━━ Raw data ━━
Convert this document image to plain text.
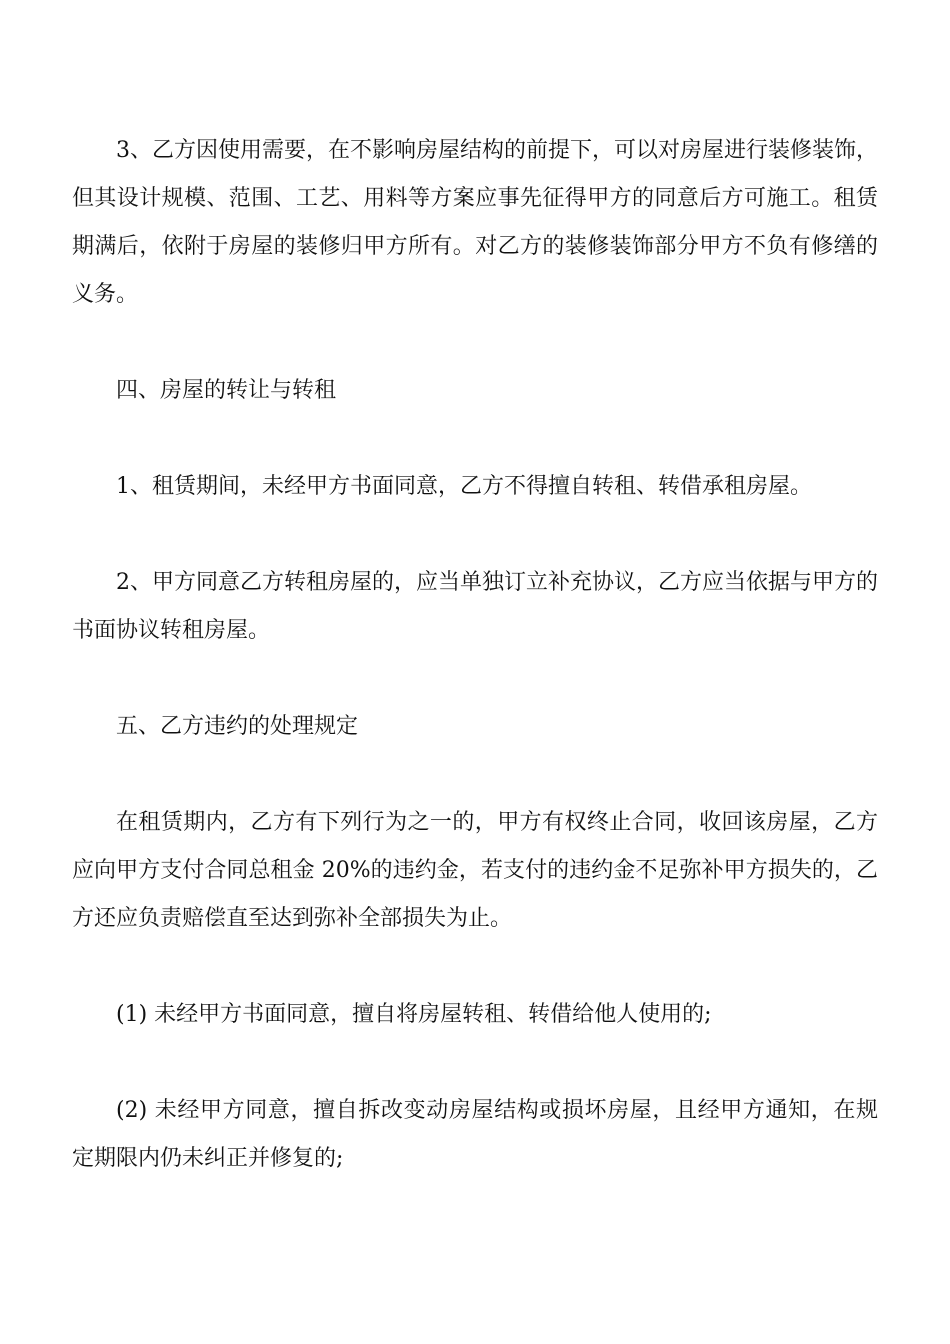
3、乙方因使用需要，在不影响房屋结构的前提下，可以对房屋进行装修装饰，但其设计规模、范围、工艺、用料等方案应事先征得甲方的同意后方可施工。租赁期满后，依附于房屋的装修归甲方所有。对乙方的装修装饰部分甲方不负有修缮的义务。

四、房屋的转让与转租

1、租赁期间，未经甲方书面同意，乙方不得擅自转租、转借承租房屋。

2、甲方同意乙方转租房屋的，应当单独订立补充协议，乙方应当依据与甲方的书面协议转租房屋。

五、乙方违约的处理规定

在租赁期内，乙方有下列行为之一的，甲方有权终止合同，收回该房屋，乙方应向甲方支付合同总租金 20%的违约金，若支付的违约金不足弥补甲方损失的，乙方还应负责赔偿直至达到弥补全部损失为止。

(1) 未经甲方书面同意，擅自将房屋转租、转借给他人使用的;

(2) 未经甲方同意，擅自拆改变动房屋结构或损坏房屋，且经甲方通知，在规定期限内仍未纠正并修复的;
━━━
Instruction ▸ Your answer should be a single number: the count of lines that contain "未经甲方书面同意".

Finished exercise ▸ 2